Aim:
Every record should be written out exactly, with the pictures left out.

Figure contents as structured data
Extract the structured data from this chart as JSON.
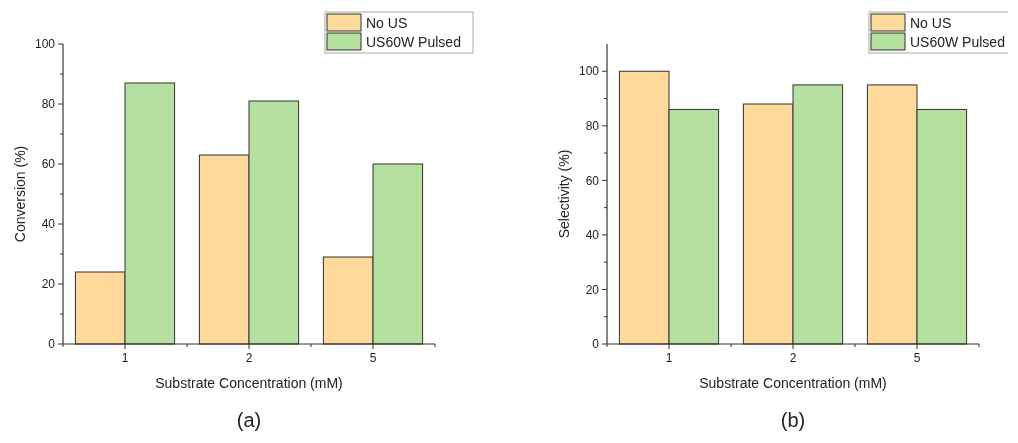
{
  "chart_data": [
    {
      "type": "bar",
      "title": "(a)",
      "xlabel": "Substrate Concentration (mM)",
      "ylabel": "Conversion (%)",
      "categories": [
        "1",
        "2",
        "5"
      ],
      "series": [
        {
          "name": "No US",
          "color": "#fdd99b",
          "values": [
            24,
            63,
            29
          ]
        },
        {
          "name": "US60W Pulsed",
          "color": "#b6e0a0",
          "values": [
            87,
            81,
            60
          ]
        }
      ],
      "ylim": [
        0,
        100
      ],
      "yticks": [
        0,
        {
          "value": 10,
          "label": null
        },
        20,
        {
          "value": 30,
          "label": null
        },
        40,
        {
          "value": 50,
          "label": null
        },
        60,
        {
          "value": 70,
          "label": null
        },
        80,
        {
          "value": 90,
          "label": null
        },
        100
      ],
      "grid": false,
      "legend": "top right"
    },
    {
      "type": "bar",
      "title": "(b)",
      "xlabel": "Substrate Concentration (mM)",
      "ylabel": "Selectivity (%)",
      "categories": [
        "1",
        "2",
        "5"
      ],
      "series": [
        {
          "name": "No US",
          "color": "#fdd99b",
          "values": [
            100,
            88,
            95
          ]
        },
        {
          "name": "US60W Pulsed",
          "color": "#b6e0a0",
          "values": [
            86,
            95,
            86
          ]
        }
      ],
      "ylim": [
        0,
        110
      ],
      "yticks": [
        0,
        {
          "value": 10,
          "label": null
        },
        20,
        {
          "value": 30,
          "label": null
        },
        40,
        {
          "value": 50,
          "label": null
        },
        60,
        {
          "value": 70,
          "label": null
        },
        80,
        {
          "value": 90,
          "label": null
        },
        100
      ],
      "grid": false,
      "legend": "top right"
    }
  ]
}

Written reply:
Extract the structured data from this chart as JSON.
{
  "chart_data": [
    {
      "type": "bar",
      "title": "(a)",
      "xlabel": "Substrate Concentration (mM)",
      "ylabel": "Conversion (%)",
      "categories": [
        "1",
        "2",
        "5"
      ],
      "series": [
        {
          "name": "No US",
          "color": "#fdd99b",
          "values": [
            24,
            63,
            29
          ]
        },
        {
          "name": "US60W Pulsed",
          "color": "#b6e0a0",
          "values": [
            87,
            81,
            60
          ]
        }
      ],
      "ylim": [
        0,
        100
      ],
      "yticks": [
        0,
        {
          "value": 10,
          "label": null
        },
        20,
        {
          "value": 30,
          "label": null
        },
        40,
        {
          "value": 50,
          "label": null
        },
        60,
        {
          "value": 70,
          "label": null
        },
        80,
        {
          "value": 90,
          "label": null
        },
        100
      ],
      "grid": false,
      "legend": "top right"
    },
    {
      "type": "bar",
      "title": "(b)",
      "xlabel": "Substrate Concentration (mM)",
      "ylabel": "Selectivity (%)",
      "categories": [
        "1",
        "2",
        "5"
      ],
      "series": [
        {
          "name": "No US",
          "color": "#fdd99b",
          "values": [
            100,
            88,
            95
          ]
        },
        {
          "name": "US60W Pulsed",
          "color": "#b6e0a0",
          "values": [
            86,
            95,
            86
          ]
        }
      ],
      "ylim": [
        0,
        110
      ],
      "yticks": [
        0,
        {
          "value": 10,
          "label": null
        },
        20,
        {
          "value": 30,
          "label": null
        },
        40,
        {
          "value": 50,
          "label": null
        },
        60,
        {
          "value": 70,
          "label": null
        },
        80,
        {
          "value": 90,
          "label": null
        },
        100
      ],
      "grid": false,
      "legend": "top right"
    }
  ]
}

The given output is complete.